# [Records supplied]
++++++++

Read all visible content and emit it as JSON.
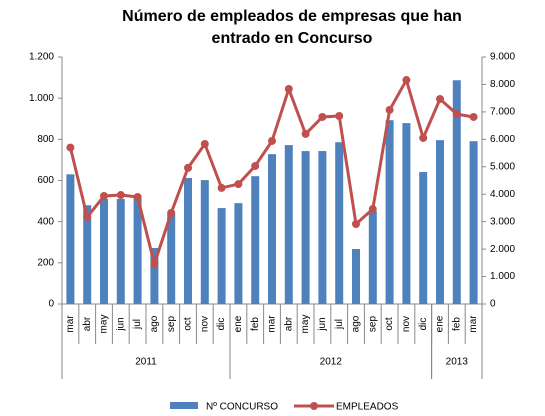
{
  "chart_data": {
    "type": "bar-line",
    "title": "Número de empleados de empresas que han entrado en Concurso",
    "categories": [
      "mar",
      "abr",
      "may",
      "jun",
      "jul",
      "ago",
      "sep",
      "oct",
      "nov",
      "dic",
      "ene",
      "feb",
      "mar",
      "abr",
      "may",
      "jun",
      "jul",
      "ago",
      "sep",
      "oct",
      "nov",
      "dic",
      "ene",
      "feb",
      "mar"
    ],
    "year_groups": [
      {
        "label": "2011",
        "count": 10
      },
      {
        "label": "2012",
        "count": 12
      },
      {
        "label": "2013",
        "count": 3
      }
    ],
    "series": [
      {
        "name": "Nº CONCURSO",
        "type": "bar",
        "color": "#4f81bd",
        "axis": "y",
        "values": [
          630,
          480,
          510,
          510,
          520,
          272,
          440,
          612,
          602,
          466,
          490,
          621,
          728,
          772,
          743,
          743,
          786,
          267,
          451,
          893,
          879,
          641,
          796,
          1087,
          791
        ]
      },
      {
        "name": "EMPLEADOS",
        "type": "line",
        "color": "#c0504d",
        "axis": "y2",
        "values": [
          5700,
          3170,
          3935,
          3970,
          3900,
          1460,
          3320,
          4960,
          5830,
          4230,
          4370,
          5030,
          5940,
          7835,
          6195,
          6815,
          6850,
          2915,
          3460,
          7070,
          8160,
          6050,
          7470,
          6920,
          6815
        ]
      }
    ],
    "ylim": [
      0,
      1200
    ],
    "yticks": [
      0,
      200,
      400,
      600,
      800,
      {
        "value": 1000,
        "label": "1.000"
      },
      {
        "value": 1200,
        "label": "1.200"
      }
    ],
    "y2lim": [
      0,
      9000
    ],
    "y2ticks": [
      0,
      {
        "value": 1000,
        "label": "1.000"
      },
      {
        "value": 2000,
        "label": "2.000"
      },
      {
        "value": 3000,
        "label": "3.000"
      },
      {
        "value": 4000,
        "label": "4.000"
      },
      {
        "value": 5000,
        "label": "5.000"
      },
      {
        "value": 6000,
        "label": "6.000"
      },
      {
        "value": 7000,
        "label": "7.000"
      },
      {
        "value": 8000,
        "label": "8.000"
      },
      {
        "value": 9000,
        "label": "9.000"
      }
    ],
    "grid": false,
    "legend": "bottom"
  }
}
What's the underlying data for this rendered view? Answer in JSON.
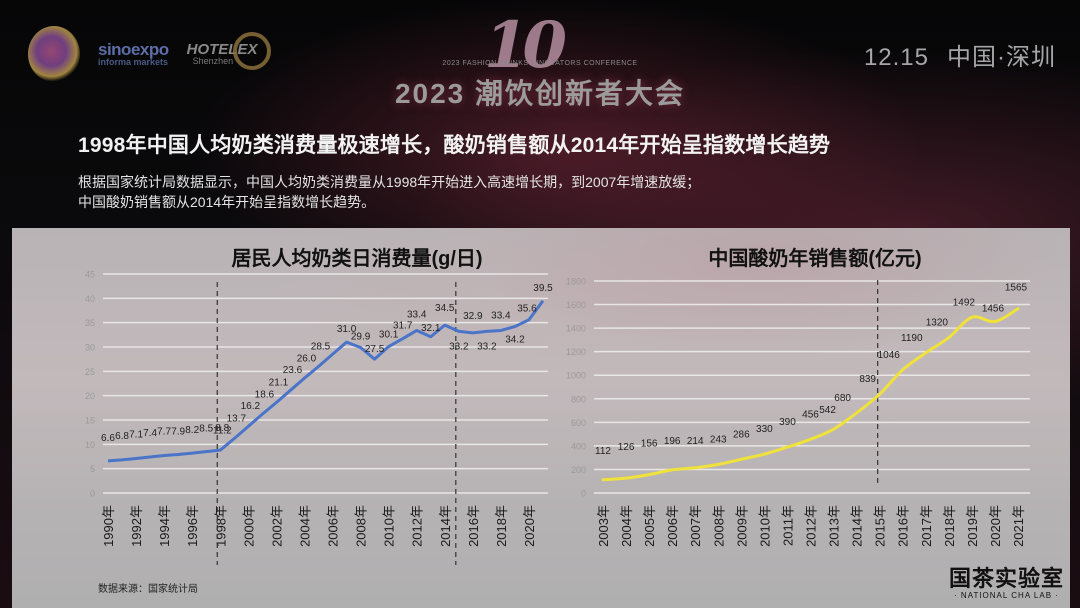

++++++++

# [What to do]
All of the material above needs to be restated exactly, with no pictures.

# [Response]
Read all visible content and emit it as JSON.
{
  "chart_data": {
    "type": "bar-line",
    "title": "Número de empleados de empresas que han entrado en Concurso",
    "categories": [
      "mar",
      "abr",
      "may",
      "jun",
      "jul",
      "ago",
      "sep",
      "oct",
      "nov",
      "dic",
      "ene",
      "feb",
      "mar",
      "abr",
      "may",
      "jun",
      "jul",
      "ago",
      "sep",
      "oct",
      "nov",
      "dic",
      "ene",
      "feb",
      "mar"
    ],
    "year_groups": [
      {
        "label": "2011",
        "count": 10
      },
      {
        "label": "2012",
        "count": 12
      },
      {
        "label": "2013",
        "count": 3
      }
    ],
    "series": [
      {
        "name": "Nº CONCURSO",
        "type": "bar",
        "color": "#4f81bd",
        "axis": "y",
        "values": [
          630,
          480,
          510,
          510,
          520,
          272,
          440,
          612,
          602,
          466,
          490,
          621,
          728,
          772,
          743,
          743,
          786,
          267,
          451,
          893,
          879,
          641,
          796,
          1087,
          791
        ]
      },
      {
        "name": "EMPLEADOS",
        "type": "line",
        "color": "#c0504d",
        "axis": "y2",
        "values": [
          5700,
          3170,
          3935,
          3970,
          3900,
          1460,
          3320,
          4960,
          5830,
          4230,
          4370,
          5030,
          5940,
          7835,
          6195,
          6815,
          6850,
          2915,
          3460,
          7070,
          8160,
          6050,
          7470,
          6920,
          6815
        ]
      }
    ],
    "ylim": [
      0,
      1200
    ],
    "yticks": [
      0,
      200,
      400,
      600,
      800,
      {
        "value": 1000,
        "label": "1.000"
      },
      {
        "value": 1200,
        "label": "1.200"
      }
    ],
    "y2lim": [
      0,
      9000
    ],
    "y2ticks": [
      0,
      {
        "value": 1000,
        "label": "1.000"
      },
      {
        "value": 2000,
        "label": "2.000"
      },
      {
        "value": 3000,
        "label": "3.000"
      },
      {
        "value": 4000,
        "label": "4.000"
      },
      {
        "value": 5000,
        "label": "5.000"
      },
      {
        "value": 6000,
        "label": "6.000"
      },
      {
        "value": 7000,
        "label": "7.000"
      },
      {
        "value": 8000,
        "label": "8.000"
      },
      {
        "value": 9000,
        "label": "9.000"
      }
    ],
    "grid": false,
    "legend": "bottom"
  }
}
What's the underlying data for this rendered view? Answer in JSON.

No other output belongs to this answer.